Notizie
Categorie: Calcio a 5 - C/5 Regionali

Nuova Tor Tre Teste, domani l'esordio con l'Iris. Fabellini: "Vogliamo onorare il nome che portiamo"

Un giorno al via della stagione di C2. Nel girone C il team di Galante parte con i favori del pronostico. L'ex Tivoli: "Mancare la promozione sarebbe un fallimento"



Federico FabelliniUn giorno all’esordio per la Nuova Tor Tre Teste, che si prepara a vivere un campionato di serie C2 di altissimo livello. Un mercato estivo che ha portato allo Ielasi giocatori del calibro di Brundu, Meuti, Lucarelli e Armellini, oltre ad alcuni giovani ex Lodigiani di sicuro avvenire. Mister Galante avrà quindi a disposizione una rosa di categoria superiore e il salto in C1 deve essere l’obiettivo minimo di questa squadra. Oltretutto, in una stagione in cui saranno ben tre formazioni di ogni girone a compiere il passaggio nel massimo campionato regionale. Tra i veterani del team rossoblu c’è Federico Fabellini, che si prepara a vivere una nuova stagione da protagonista.

Informazioni sul compito
Secondo l'articolo sulla Nuova Tor Tre Teste, quali giocatori ha portato allo Ielasi il mercato estivo?

Righe fornite

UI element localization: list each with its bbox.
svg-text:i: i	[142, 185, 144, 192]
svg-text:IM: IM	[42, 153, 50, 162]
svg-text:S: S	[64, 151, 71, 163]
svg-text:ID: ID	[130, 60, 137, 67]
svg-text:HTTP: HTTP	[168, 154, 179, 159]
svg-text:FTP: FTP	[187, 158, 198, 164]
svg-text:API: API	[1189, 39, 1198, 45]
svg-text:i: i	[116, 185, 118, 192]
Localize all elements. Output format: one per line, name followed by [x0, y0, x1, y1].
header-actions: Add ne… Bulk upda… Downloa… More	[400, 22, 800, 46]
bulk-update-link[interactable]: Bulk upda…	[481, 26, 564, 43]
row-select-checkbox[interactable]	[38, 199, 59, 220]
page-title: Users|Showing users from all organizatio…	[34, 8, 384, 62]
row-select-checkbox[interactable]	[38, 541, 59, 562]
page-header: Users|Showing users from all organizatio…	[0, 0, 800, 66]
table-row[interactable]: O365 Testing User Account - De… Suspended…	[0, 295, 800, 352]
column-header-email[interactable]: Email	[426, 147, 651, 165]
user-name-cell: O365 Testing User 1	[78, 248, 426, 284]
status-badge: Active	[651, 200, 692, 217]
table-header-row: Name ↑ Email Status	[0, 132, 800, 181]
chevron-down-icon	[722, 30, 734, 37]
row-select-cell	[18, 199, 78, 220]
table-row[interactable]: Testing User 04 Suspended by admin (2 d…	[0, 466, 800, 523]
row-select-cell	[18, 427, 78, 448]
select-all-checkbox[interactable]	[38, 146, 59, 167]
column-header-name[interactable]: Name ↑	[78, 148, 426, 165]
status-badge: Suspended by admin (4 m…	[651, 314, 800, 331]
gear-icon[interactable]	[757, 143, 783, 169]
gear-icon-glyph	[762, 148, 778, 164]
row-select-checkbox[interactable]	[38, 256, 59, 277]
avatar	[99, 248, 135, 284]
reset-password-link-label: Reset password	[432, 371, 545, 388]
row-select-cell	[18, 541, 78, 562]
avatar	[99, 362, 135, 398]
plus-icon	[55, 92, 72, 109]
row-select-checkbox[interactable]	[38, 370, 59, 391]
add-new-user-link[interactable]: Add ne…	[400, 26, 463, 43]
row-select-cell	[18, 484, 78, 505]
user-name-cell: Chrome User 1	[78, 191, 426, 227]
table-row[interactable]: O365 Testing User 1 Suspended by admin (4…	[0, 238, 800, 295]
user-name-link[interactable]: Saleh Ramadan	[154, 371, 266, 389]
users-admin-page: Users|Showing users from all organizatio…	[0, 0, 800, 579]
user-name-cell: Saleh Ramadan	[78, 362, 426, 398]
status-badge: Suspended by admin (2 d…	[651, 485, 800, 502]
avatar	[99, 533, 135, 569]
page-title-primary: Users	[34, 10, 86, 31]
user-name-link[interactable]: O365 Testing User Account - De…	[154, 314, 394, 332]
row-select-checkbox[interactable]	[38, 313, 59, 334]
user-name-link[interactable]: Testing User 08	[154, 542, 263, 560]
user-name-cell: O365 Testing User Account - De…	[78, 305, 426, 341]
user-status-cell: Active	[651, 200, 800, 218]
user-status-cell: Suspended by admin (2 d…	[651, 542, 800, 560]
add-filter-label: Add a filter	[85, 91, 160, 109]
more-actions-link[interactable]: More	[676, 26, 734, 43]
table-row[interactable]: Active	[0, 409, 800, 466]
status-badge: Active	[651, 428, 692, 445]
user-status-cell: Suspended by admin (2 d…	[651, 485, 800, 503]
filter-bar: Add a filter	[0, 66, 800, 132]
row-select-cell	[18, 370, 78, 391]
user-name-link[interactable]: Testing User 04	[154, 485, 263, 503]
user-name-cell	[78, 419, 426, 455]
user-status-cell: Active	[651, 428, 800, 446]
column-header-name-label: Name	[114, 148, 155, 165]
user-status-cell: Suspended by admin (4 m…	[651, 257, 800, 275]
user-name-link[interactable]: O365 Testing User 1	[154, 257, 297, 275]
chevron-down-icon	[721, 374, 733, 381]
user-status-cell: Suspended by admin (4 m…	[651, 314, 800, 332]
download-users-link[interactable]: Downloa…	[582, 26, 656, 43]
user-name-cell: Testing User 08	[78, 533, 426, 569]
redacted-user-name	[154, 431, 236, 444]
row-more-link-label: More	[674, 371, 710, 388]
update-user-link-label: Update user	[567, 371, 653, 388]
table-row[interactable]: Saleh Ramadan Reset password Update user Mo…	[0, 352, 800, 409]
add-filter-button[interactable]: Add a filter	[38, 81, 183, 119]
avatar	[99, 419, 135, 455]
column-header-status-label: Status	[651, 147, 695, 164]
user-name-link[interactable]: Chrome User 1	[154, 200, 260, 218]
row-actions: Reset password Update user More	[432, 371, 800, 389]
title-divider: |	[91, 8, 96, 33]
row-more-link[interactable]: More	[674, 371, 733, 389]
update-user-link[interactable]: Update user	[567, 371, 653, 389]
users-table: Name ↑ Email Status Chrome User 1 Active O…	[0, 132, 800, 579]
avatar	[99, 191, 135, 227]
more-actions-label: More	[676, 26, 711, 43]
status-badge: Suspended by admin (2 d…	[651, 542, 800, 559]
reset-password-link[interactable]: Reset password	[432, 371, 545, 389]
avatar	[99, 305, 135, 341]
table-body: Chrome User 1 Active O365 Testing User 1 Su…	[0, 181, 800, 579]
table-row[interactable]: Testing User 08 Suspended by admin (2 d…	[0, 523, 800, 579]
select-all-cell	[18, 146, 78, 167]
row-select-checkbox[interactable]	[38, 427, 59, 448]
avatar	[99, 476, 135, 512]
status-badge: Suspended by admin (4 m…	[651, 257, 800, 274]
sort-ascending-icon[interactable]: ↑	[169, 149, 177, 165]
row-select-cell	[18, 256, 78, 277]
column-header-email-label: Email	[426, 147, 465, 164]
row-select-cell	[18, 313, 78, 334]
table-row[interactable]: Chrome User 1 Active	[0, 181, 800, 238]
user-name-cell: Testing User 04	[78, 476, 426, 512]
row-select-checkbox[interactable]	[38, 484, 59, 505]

Risposta
Brundu, Meuti, Lucarelli e Armellini, oltre ad alcuni giovani ex Lodigiani.